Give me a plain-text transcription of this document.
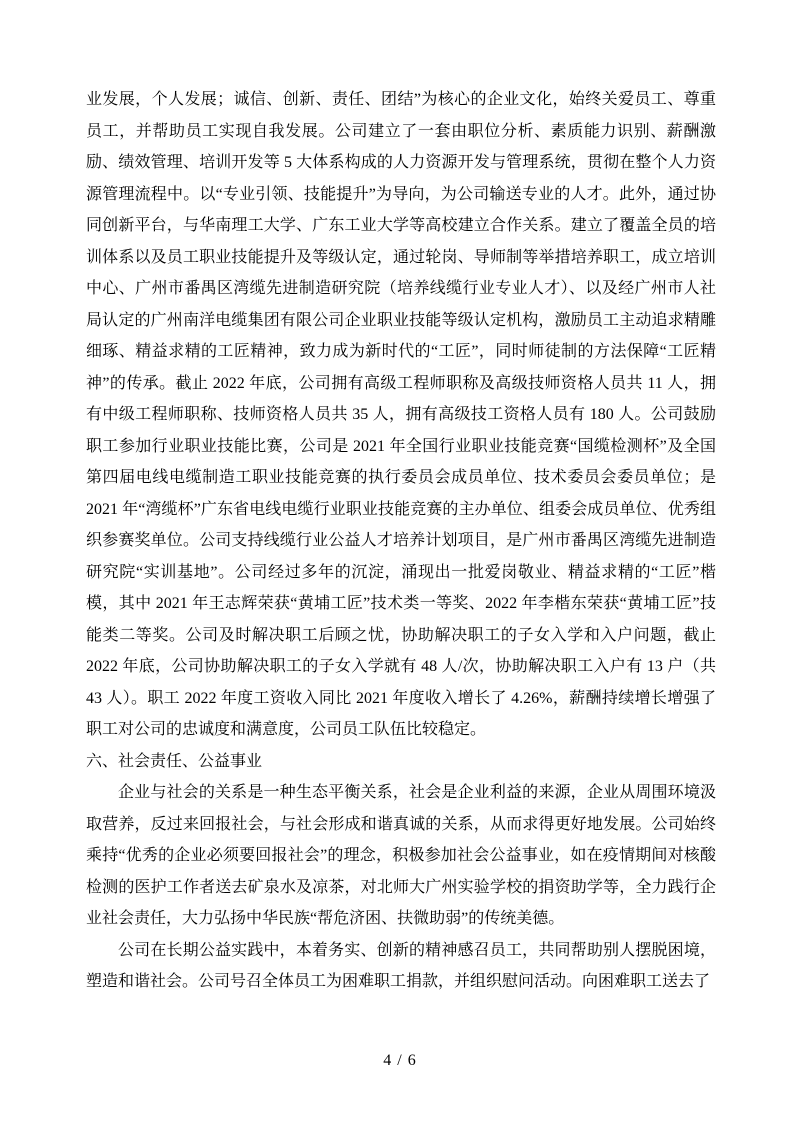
业发展，个人发展；诚信、创新、责任、团结”为核心的企业文化，始终关爱员工、尊重员工，并帮助员工实现自我发展。公司建立了一套由职位分析、素质能力识别、薪酬激励、绩效管理、培训开发等 5 大体系构成的人力资源开发与管理系统，贯彻在整个人力资源管理流程中。以“专业引领、技能提升”为导向，为公司输送专业的人才。此外，通过协同创新平台，与华南理工大学、广东工业大学等高校建立合作关系。建立了覆盖全员的培训体系以及员工职业技能提升及等级认定，通过轮岗、导师制等举措培养职工，成立培训中心、广州市番禺区湾缆先进制造研究院（培养线缆行业专业人才）、以及经广州市人社局认定的广州南洋电缆集团有限公司企业职业技能等级认定机构，激励员工主动追求精雕细琢、精益求精的工匠精神，致力成为新时代的“工匠”，同时师徒制的方法保障“工匠精神”的传承。截止 2022 年底，公司拥有高级工程师职称及高级技师资格人员共 11 人，拥有中级工程师职称、技师资格人员共 35 人，拥有高级技工资格人员有 180 人。公司鼓励职工参加行业职业技能比赛，公司是 2021 年全国行业职业技能竞赛“国缆检测杯”及全国第四届电线电缆制造工职业技能竞赛的执行委员会成员单位、技术委员会委员单位；是 2021 年“湾缆杯”广东省电线电缆行业职业技能竞赛的主办单位、组委会成员单位、优秀组织参赛奖单位。公司支持线缆行业公益人才培养计划项目，是广州市番禺区湾缆先进制造研究院“实训基地”。公司经过多年的沉淀，涌现出一批爱岗敬业、精益求精的“工匠”楷模，其中 2021 年王志辉荣获“黄埔工匠”技术类一等奖、2022 年李楷东荣获“黄埔工匠”技能类二等奖。公司及时解决职工后顾之忧，协助解决职工的子女入学和入户问题，截止 2022 年底，公司协助解决职工的子女入学就有 48 人/次，协助解决职工入户有 13 户（共 43 人）。职工 2022 年度工资收入同比 2021 年度收入增长了 4.26%，薪酬持续增长增强了职工对公司的忠诚度和满意度，公司员工队伍比较稳定。

六、社会责任、公益事业

企业与社会的关系是一种生态平衡关系，社会是企业利益的来源，企业从周围环境汲取营养，反过来回报社会，与社会形成和谐真诚的关系，从而求得更好地发展。公司始终乘持“优秀的企业必须要回报社会”的理念，积极参加社会公益事业，如在疫情期间对核酸检测的医护工作者送去矿泉水及凉茶，对北师大广州实验学校的捐资助学等，全力践行企业社会责任，大力弘扬中华民族“帮危济困、扶微助弱”的传统美德。

公司在长期公益实践中，本着务实、创新的精神感召员工，共同帮助别人摆脱困境，塑造和谐社会。公司号召全体员工为困难职工捐款，并组织慰问活动。向困难职工送去了

4 / 6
══════════════════════════════
YOUR TASK:
Print the records word for word and exclude any picture they hold.

SOLUTION TO THIS EXERCISE:
Give me a plain-text transcription of this document.
业发展，个人发展；诚信、创新、责任、团结”为核心的企业文化，始终关爱员工、尊重员工，并帮助员工实现自我发展。公司建立了一套由职位分析、素质能力识别、薪酬激励、绩效管理、培训开发等 5 大体系构成的人力资源开发与管理系统，贯彻在整个人力资源管理流程中。以“专业引领、技能提升”为导向，为公司输送专业的人才。此外，通过协同创新平台，与华南理工大学、广东工业大学等高校建立合作关系。建立了覆盖全员的培训体系以及员工职业技能提升及等级认定，通过轮岗、导师制等举措培养职工，成立培训中心、广州市番禺区湾缆先进制造研究院（培养线缆行业专业人才）、以及经广州市人社局认定的广州南洋电缆集团有限公司企业职业技能等级认定机构，激励员工主动追求精雕细琢、精益求精的工匠精神，致力成为新时代的“工匠”，同时师徒制的方法保障“工匠精神”的传承。截止 2022 年底，公司拥有高级工程师职称及高级技师资格人员共 11 人，拥有中级工程师职称、技师资格人员共 35 人，拥有高级技工资格人员有 180 人。公司鼓励职工参加行业职业技能比赛，公司是 2021 年全国行业职业技能竞赛“国缆检测杯”及全国第四届电线电缆制造工职业技能竞赛的执行委员会成员单位、技术委员会委员单位；是 2021 年“湾缆杯”广东省电线电缆行业职业技能竞赛的主办单位、组委会成员单位、优秀组织参赛奖单位。公司支持线缆行业公益人才培养计划项目，是广州市番禺区湾缆先进制造研究院“实训基地”。公司经过多年的沉淀，涌现出一批爱岗敬业、精益求精的“工匠”楷模，其中 2021 年王志辉荣获“黄埔工匠”技术类一等奖、2022 年李楷东荣获“黄埔工匠”技能类二等奖。公司及时解决职工后顾之忧，协助解决职工的子女入学和入户问题，截止 2022 年底，公司协助解决职工的子女入学就有 48 人/次，协助解决职工入户有 13 户（共 43 人）。职工 2022 年度工资收入同比 2021 年度收入增长了 4.26%，薪酬持续增长增强了职工对公司的忠诚度和满意度，公司员工队伍比较稳定。

六、社会责任、公益事业

企业与社会的关系是一种生态平衡关系，社会是企业利益的来源，企业从周围环境汲取营养，反过来回报社会，与社会形成和谐真诚的关系，从而求得更好地发展。公司始终乘持“优秀的企业必须要回报社会”的理念，积极参加社会公益事业，如在疫情期间对核酸检测的医护工作者送去矿泉水及凉茶，对北师大广州实验学校的捐资助学等，全力践行企业社会责任，大力弘扬中华民族“帮危济困、扶微助弱”的传统美德。

公司在长期公益实践中，本着务实、创新的精神感召员工，共同帮助别人摆脱困境，塑造和谐社会。公司号召全体员工为困难职工捐款，并组织慰问活动。向困难职工送去了

4 / 6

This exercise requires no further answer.